Count every line where "results" occurs. Give the total alone.

<<<<

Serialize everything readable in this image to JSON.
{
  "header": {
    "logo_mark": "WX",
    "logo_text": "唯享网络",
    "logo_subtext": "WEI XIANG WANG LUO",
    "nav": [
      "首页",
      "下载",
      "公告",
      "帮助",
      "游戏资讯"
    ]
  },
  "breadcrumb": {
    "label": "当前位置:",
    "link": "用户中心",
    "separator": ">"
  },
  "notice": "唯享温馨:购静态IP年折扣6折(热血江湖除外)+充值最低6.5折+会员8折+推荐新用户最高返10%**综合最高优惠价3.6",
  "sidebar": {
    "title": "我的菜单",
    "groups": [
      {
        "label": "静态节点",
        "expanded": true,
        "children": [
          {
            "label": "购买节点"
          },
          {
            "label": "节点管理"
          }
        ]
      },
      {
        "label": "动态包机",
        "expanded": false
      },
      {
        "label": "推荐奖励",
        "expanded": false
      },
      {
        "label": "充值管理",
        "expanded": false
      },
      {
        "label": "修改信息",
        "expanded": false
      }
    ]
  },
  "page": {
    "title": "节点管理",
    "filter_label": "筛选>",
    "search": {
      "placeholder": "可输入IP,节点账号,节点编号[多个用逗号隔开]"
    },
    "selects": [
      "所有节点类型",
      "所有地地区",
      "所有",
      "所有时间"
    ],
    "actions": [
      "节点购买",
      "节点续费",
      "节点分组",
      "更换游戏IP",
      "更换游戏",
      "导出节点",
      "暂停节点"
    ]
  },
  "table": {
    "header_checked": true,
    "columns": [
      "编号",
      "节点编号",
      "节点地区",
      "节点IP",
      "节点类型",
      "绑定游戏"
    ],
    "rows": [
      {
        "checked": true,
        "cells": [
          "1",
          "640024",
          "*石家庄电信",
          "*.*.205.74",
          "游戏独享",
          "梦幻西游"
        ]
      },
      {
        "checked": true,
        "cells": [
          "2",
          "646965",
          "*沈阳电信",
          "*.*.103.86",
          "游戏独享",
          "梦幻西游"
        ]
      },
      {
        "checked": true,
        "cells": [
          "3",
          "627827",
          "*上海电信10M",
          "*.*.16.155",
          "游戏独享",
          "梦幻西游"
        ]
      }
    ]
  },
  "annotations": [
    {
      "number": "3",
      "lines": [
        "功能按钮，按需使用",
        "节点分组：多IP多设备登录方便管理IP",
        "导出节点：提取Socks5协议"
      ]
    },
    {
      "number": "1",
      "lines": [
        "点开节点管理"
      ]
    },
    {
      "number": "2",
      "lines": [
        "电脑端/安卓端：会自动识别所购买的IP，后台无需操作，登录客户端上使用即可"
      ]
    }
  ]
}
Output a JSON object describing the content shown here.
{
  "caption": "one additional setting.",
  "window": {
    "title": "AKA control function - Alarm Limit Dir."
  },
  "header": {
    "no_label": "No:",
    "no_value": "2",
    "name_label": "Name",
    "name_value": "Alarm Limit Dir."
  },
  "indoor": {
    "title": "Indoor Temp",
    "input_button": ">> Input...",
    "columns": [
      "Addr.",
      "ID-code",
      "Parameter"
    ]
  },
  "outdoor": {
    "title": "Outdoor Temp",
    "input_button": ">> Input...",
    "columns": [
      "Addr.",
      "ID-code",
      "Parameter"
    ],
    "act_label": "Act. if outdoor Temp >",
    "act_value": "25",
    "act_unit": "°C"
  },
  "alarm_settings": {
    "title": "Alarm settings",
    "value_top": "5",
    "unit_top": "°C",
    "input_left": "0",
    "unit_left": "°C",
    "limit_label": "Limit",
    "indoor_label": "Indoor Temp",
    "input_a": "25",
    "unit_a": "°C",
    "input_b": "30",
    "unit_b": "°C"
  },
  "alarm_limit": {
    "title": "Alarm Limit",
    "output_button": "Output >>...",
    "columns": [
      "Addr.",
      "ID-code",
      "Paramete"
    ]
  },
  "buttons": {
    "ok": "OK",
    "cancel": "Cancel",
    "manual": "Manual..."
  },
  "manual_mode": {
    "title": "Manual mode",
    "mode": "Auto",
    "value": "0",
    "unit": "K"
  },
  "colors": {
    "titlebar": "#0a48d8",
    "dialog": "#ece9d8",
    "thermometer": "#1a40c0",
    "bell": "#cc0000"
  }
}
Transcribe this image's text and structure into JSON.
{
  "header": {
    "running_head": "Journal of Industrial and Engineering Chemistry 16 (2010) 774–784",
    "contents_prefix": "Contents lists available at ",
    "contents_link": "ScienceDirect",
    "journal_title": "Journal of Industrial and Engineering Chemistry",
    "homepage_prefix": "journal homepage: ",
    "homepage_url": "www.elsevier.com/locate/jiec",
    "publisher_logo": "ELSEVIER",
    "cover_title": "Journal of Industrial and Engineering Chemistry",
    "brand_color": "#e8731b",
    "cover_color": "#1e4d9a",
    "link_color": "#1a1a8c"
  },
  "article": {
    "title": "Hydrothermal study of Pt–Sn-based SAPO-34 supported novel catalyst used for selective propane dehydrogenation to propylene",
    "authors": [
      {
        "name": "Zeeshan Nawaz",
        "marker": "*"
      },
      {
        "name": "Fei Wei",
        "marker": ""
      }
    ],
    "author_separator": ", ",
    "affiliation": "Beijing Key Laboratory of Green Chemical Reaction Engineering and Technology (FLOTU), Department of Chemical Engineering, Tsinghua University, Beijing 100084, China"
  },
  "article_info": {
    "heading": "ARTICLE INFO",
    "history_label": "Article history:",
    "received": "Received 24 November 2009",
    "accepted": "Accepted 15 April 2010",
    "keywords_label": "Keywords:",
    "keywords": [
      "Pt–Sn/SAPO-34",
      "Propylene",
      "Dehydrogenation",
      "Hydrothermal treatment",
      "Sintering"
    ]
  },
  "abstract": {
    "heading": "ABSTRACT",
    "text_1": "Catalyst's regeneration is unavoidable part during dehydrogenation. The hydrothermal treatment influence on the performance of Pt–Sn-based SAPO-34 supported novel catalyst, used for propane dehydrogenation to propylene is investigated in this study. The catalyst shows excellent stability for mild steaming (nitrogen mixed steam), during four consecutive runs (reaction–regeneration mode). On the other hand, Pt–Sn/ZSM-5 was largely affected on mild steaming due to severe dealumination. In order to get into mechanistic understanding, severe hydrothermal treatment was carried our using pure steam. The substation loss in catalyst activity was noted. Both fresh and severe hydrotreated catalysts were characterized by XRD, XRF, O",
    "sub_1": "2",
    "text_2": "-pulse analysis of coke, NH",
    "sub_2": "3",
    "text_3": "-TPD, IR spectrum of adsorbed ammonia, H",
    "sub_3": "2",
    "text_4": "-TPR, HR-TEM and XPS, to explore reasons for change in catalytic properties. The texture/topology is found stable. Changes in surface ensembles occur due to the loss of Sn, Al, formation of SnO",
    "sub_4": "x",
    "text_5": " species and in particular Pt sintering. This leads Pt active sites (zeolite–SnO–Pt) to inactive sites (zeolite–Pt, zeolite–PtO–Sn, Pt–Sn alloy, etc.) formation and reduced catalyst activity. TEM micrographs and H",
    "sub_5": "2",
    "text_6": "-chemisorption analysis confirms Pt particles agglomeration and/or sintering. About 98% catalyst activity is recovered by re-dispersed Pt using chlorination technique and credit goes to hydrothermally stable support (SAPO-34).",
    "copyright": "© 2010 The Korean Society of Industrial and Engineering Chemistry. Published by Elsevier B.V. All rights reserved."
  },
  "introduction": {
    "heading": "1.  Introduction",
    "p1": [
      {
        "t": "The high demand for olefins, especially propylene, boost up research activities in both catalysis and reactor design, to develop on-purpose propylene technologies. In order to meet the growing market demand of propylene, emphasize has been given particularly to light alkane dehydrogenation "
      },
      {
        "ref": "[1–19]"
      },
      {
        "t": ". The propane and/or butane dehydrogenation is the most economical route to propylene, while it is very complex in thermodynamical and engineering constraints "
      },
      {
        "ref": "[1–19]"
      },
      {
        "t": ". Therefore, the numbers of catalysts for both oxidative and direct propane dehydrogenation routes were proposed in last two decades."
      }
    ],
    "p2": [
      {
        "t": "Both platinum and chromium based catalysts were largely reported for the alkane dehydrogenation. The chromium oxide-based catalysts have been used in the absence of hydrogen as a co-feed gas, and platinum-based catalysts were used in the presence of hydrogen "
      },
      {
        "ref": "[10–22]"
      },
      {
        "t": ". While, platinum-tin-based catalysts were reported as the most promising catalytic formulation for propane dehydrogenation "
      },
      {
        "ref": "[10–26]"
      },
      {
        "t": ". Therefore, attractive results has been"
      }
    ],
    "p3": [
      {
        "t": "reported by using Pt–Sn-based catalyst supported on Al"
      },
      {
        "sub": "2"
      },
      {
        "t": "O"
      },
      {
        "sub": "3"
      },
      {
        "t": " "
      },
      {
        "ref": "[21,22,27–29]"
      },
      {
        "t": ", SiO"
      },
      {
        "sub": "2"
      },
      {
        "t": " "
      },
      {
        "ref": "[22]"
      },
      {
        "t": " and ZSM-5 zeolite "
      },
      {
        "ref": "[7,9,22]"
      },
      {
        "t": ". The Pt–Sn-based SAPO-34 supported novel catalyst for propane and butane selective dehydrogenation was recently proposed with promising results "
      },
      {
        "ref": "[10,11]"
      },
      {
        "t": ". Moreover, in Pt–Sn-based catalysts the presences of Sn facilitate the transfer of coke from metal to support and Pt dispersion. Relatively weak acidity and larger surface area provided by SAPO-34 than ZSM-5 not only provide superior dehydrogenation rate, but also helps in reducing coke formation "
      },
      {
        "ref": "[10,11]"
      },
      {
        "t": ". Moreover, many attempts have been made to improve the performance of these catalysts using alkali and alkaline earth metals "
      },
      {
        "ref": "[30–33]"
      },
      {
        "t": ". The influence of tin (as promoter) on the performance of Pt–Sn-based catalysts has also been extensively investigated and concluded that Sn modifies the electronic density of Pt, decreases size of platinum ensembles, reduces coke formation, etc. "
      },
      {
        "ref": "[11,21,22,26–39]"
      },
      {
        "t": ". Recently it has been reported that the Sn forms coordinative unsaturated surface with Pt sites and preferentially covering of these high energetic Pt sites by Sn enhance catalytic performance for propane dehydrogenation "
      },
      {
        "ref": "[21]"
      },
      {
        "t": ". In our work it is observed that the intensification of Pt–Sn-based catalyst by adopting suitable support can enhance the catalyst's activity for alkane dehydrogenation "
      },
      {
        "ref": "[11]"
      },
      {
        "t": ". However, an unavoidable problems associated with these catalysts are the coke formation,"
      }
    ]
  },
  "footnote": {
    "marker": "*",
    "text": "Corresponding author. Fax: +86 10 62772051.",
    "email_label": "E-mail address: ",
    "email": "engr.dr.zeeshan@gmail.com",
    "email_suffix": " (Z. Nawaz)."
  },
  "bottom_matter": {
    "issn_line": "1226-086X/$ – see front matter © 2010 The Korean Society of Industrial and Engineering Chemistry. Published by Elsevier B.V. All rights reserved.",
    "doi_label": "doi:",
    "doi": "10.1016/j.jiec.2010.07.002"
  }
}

>>>>

> _ANSWER_: 2